▶ **DESCRIPTION OF THE TASK**
Restate the entire listing word for word.

(Data entries for graphics)
-*-*-

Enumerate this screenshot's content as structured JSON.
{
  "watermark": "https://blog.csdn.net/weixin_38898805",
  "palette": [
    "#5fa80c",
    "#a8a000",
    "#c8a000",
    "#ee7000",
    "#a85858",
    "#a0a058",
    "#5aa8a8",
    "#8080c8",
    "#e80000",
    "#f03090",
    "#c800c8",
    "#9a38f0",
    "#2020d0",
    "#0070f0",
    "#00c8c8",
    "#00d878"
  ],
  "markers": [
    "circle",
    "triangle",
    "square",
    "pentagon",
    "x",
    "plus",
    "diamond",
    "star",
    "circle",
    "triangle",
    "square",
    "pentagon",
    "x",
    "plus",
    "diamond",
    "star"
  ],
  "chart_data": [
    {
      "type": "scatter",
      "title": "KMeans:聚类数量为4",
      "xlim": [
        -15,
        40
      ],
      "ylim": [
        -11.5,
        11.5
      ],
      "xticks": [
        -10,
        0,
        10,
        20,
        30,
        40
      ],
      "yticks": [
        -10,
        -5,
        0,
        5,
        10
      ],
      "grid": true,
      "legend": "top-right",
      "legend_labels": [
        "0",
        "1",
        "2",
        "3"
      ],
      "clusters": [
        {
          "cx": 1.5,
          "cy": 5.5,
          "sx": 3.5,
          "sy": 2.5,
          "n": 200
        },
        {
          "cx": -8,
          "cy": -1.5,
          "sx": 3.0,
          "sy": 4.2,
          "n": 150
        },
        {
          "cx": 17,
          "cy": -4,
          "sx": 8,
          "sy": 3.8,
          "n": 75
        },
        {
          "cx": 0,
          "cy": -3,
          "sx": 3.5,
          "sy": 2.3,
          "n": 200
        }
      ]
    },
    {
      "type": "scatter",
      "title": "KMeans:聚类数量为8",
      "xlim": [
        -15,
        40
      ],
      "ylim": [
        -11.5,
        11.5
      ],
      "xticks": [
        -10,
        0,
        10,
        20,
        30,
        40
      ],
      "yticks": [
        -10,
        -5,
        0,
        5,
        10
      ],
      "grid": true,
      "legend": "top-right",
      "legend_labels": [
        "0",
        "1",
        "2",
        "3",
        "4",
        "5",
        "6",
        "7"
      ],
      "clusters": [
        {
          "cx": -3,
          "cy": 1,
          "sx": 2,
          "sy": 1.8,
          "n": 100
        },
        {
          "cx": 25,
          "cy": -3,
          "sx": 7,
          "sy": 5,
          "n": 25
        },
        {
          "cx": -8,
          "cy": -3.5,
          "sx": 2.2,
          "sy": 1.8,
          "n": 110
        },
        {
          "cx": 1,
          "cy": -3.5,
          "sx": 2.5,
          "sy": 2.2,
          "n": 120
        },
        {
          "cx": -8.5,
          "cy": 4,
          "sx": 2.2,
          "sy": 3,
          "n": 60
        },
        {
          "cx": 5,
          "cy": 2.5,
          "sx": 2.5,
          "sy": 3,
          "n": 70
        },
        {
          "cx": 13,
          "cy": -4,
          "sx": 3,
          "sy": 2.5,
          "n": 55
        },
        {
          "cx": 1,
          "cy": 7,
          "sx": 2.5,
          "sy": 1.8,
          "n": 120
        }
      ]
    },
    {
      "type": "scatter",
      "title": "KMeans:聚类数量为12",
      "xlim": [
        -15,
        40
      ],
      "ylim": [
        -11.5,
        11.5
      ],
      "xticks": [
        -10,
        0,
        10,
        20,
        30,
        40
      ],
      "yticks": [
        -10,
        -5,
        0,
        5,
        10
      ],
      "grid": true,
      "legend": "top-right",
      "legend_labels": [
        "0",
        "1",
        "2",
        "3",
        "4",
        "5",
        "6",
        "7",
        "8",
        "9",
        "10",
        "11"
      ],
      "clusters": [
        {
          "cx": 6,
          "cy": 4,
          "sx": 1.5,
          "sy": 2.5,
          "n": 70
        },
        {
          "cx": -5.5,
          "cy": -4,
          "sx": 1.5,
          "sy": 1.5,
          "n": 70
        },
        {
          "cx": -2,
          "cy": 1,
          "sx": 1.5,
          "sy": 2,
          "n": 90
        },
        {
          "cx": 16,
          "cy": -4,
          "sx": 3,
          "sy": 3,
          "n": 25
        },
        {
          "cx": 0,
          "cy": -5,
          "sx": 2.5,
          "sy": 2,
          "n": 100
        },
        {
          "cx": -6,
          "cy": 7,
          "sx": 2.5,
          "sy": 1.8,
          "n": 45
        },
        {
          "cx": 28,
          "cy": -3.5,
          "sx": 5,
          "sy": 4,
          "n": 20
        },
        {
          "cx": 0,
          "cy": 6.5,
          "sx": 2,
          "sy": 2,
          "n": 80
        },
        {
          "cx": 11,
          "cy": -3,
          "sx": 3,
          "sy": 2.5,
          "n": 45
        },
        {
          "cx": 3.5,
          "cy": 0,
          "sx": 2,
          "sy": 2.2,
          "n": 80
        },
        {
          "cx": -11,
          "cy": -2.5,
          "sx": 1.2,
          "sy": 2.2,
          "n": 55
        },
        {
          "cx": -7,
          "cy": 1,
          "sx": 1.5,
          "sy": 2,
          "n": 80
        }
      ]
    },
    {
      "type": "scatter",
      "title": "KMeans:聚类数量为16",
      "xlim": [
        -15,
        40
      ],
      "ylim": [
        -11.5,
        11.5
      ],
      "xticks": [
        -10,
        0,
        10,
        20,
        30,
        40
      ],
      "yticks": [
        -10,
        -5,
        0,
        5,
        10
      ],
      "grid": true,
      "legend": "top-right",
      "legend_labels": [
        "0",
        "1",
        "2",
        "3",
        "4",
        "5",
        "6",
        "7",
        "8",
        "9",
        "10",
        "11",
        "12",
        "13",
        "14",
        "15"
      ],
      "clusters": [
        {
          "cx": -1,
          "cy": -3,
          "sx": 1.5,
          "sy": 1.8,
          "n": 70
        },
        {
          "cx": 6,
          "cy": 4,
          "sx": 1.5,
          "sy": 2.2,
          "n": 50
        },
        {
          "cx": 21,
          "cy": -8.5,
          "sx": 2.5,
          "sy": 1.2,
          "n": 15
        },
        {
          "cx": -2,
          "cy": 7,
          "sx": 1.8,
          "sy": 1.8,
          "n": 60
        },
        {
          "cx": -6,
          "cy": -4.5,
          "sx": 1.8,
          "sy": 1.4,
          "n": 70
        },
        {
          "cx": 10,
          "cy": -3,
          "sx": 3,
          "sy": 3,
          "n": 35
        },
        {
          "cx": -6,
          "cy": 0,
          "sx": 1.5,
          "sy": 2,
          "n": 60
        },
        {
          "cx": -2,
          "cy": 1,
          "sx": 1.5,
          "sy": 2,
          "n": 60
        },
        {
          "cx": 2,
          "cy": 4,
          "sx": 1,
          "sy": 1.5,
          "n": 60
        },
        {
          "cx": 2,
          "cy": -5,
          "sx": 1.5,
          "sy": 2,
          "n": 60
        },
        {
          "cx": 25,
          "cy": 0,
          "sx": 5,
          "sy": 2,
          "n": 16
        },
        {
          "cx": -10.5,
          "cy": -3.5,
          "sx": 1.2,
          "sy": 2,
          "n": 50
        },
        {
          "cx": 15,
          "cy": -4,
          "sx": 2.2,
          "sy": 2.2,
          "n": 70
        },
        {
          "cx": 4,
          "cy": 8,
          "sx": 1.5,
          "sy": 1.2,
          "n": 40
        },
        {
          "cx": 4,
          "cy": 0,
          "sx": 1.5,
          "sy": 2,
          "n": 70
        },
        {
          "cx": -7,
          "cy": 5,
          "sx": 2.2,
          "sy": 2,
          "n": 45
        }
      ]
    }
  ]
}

-*-*-

▶ **RESULT OF THE TASK**
Enumerate this screenshot's content as structured JSON.
{
  "watermark": "https://blog.csdn.net/weixin_38898805",
  "palette": [
    "#5fa80c",
    "#a8a000",
    "#c8a000",
    "#ee7000",
    "#a85858",
    "#a0a058",
    "#5aa8a8",
    "#8080c8",
    "#e80000",
    "#f03090",
    "#c800c8",
    "#9a38f0",
    "#2020d0",
    "#0070f0",
    "#00c8c8",
    "#00d878"
  ],
  "markers": [
    "circle",
    "triangle",
    "square",
    "pentagon",
    "x",
    "plus",
    "diamond",
    "star",
    "circle",
    "triangle",
    "square",
    "pentagon",
    "x",
    "plus",
    "diamond",
    "star"
  ],
  "chart_data": [
    {
      "type": "scatter",
      "title": "KMeans:聚类数量为4",
      "xlim": [
        -15,
        40
      ],
      "ylim": [
        -11.5,
        11.5
      ],
      "xticks": [
        -10,
        0,
        10,
        20,
        30,
        40
      ],
      "yticks": [
        -10,
        -5,
        0,
        5,
        10
      ],
      "grid": true,
      "legend": "top-right",
      "legend_labels": [
        "0",
        "1",
        "2",
        "3"
      ],
      "clusters": [
        {
          "cx": 1.5,
          "cy": 5.5,
          "sx": 3.5,
          "sy": 2.5,
          "n": 200
        },
        {
          "cx": -8,
          "cy": -1.5,
          "sx": 3.0,
          "sy": 4.2,
          "n": 150
        },
        {
          "cx": 17,
          "cy": -4,
          "sx": 8,
          "sy": 3.8,
          "n": 75
        },
        {
          "cx": 0,
          "cy": -3,
          "sx": 3.5,
          "sy": 2.3,
          "n": 200
        }
      ]
    },
    {
      "type": "scatter",
      "title": "KMeans:聚类数量为8",
      "xlim": [
        -15,
        40
      ],
      "ylim": [
        -11.5,
        11.5
      ],
      "xticks": [
        -10,
        0,
        10,
        20,
        30,
        40
      ],
      "yticks": [
        -10,
        -5,
        0,
        5,
        10
      ],
      "grid": true,
      "legend": "top-right",
      "legend_labels": [
        "0",
        "1",
        "2",
        "3",
        "4",
        "5",
        "6",
        "7"
      ],
      "clusters": [
        {
          "cx": -3,
          "cy": 1,
          "sx": 2,
          "sy": 1.8,
          "n": 100
        },
        {
          "cx": 25,
          "cy": -3,
          "sx": 7,
          "sy": 5,
          "n": 25
        },
        {
          "cx": -8,
          "cy": -3.5,
          "sx": 2.2,
          "sy": 1.8,
          "n": 110
        },
        {
          "cx": 1,
          "cy": -3.5,
          "sx": 2.5,
          "sy": 2.2,
          "n": 120
        },
        {
          "cx": -8.5,
          "cy": 4,
          "sx": 2.2,
          "sy": 3,
          "n": 60
        },
        {
          "cx": 5,
          "cy": 2.5,
          "sx": 2.5,
          "sy": 3,
          "n": 70
        },
        {
          "cx": 13,
          "cy": -4,
          "sx": 3,
          "sy": 2.5,
          "n": 55
        },
        {
          "cx": 1,
          "cy": 7,
          "sx": 2.5,
          "sy": 1.8,
          "n": 120
        }
      ]
    },
    {
      "type": "scatter",
      "title": "KMeans:聚类数量为12",
      "xlim": [
        -15,
        40
      ],
      "ylim": [
        -11.5,
        11.5
      ],
      "xticks": [
        -10,
        0,
        10,
        20,
        30,
        40
      ],
      "yticks": [
        -10,
        -5,
        0,
        5,
        10
      ],
      "grid": true,
      "legend": "top-right",
      "legend_labels": [
        "0",
        "1",
        "2",
        "3",
        "4",
        "5",
        "6",
        "7",
        "8",
        "9",
        "10",
        "11"
      ],
      "clusters": [
        {
          "cx": 6,
          "cy": 4,
          "sx": 1.5,
          "sy": 2.5,
          "n": 70
        },
        {
          "cx": -5.5,
          "cy": -4,
          "sx": 1.5,
          "sy": 1.5,
          "n": 70
        },
        {
          "cx": -2,
          "cy": 1,
          "sx": 1.5,
          "sy": 2,
          "n": 90
        },
        {
          "cx": 16,
          "cy": -4,
          "sx": 3,
          "sy": 3,
          "n": 25
        },
        {
          "cx": 0,
          "cy": -5,
          "sx": 2.5,
          "sy": 2,
          "n": 100
        },
        {
          "cx": -6,
          "cy": 7,
          "sx": 2.5,
          "sy": 1.8,
          "n": 45
        },
        {
          "cx": 28,
          "cy": -3.5,
          "sx": 5,
          "sy": 4,
          "n": 20
        },
        {
          "cx": 0,
          "cy": 6.5,
          "sx": 2,
          "sy": 2,
          "n": 80
        },
        {
          "cx": 11,
          "cy": -3,
          "sx": 3,
          "sy": 2.5,
          "n": 45
        },
        {
          "cx": 3.5,
          "cy": 0,
          "sx": 2,
          "sy": 2.2,
          "n": 80
        },
        {
          "cx": -11,
          "cy": -2.5,
          "sx": 1.2,
          "sy": 2.2,
          "n": 55
        },
        {
          "cx": -7,
          "cy": 1,
          "sx": 1.5,
          "sy": 2,
          "n": 80
        }
      ]
    },
    {
      "type": "scatter",
      "title": "KMeans:聚类数量为16",
      "xlim": [
        -15,
        40
      ],
      "ylim": [
        -11.5,
        11.5
      ],
      "xticks": [
        -10,
        0,
        10,
        20,
        30,
        40
      ],
      "yticks": [
        -10,
        -5,
        0,
        5,
        10
      ],
      "grid": true,
      "legend": "top-right",
      "legend_labels": [
        "0",
        "1",
        "2",
        "3",
        "4",
        "5",
        "6",
        "7",
        "8",
        "9",
        "10",
        "11",
        "12",
        "13",
        "14",
        "15"
      ],
      "clusters": [
        {
          "cx": -1,
          "cy": -3,
          "sx": 1.5,
          "sy": 1.8,
          "n": 70
        },
        {
          "cx": 6,
          "cy": 4,
          "sx": 1.5,
          "sy": 2.2,
          "n": 50
        },
        {
          "cx": 21,
          "cy": -8.5,
          "sx": 2.5,
          "sy": 1.2,
          "n": 15
        },
        {
          "cx": -2,
          "cy": 7,
          "sx": 1.8,
          "sy": 1.8,
          "n": 60
        },
        {
          "cx": -6,
          "cy": -4.5,
          "sx": 1.8,
          "sy": 1.4,
          "n": 70
        },
        {
          "cx": 10,
          "cy": -3,
          "sx": 3,
          "sy": 3,
          "n": 35
        },
        {
          "cx": -6,
          "cy": 0,
          "sx": 1.5,
          "sy": 2,
          "n": 60
        },
        {
          "cx": -2,
          "cy": 1,
          "sx": 1.5,
          "sy": 2,
          "n": 60
        },
        {
          "cx": 2,
          "cy": 4,
          "sx": 1,
          "sy": 1.5,
          "n": 60
        },
        {
          "cx": 2,
          "cy": -5,
          "sx": 1.5,
          "sy": 2,
          "n": 60
        },
        {
          "cx": 25,
          "cy": 0,
          "sx": 5,
          "sy": 2,
          "n": 16
        },
        {
          "cx": -10.5,
          "cy": -3.5,
          "sx": 1.2,
          "sy": 2,
          "n": 50
        },
        {
          "cx": 15,
          "cy": -4,
          "sx": 2.2,
          "sy": 2.2,
          "n": 70
        },
        {
          "cx": 4,
          "cy": 8,
          "sx": 1.5,
          "sy": 1.2,
          "n": 40
        },
        {
          "cx": 4,
          "cy": 0,
          "sx": 1.5,
          "sy": 2,
          "n": 70
        },
        {
          "cx": -7,
          "cy": 5,
          "sx": 2.2,
          "sy": 2,
          "n": 45
        }
      ]
    }
  ]
}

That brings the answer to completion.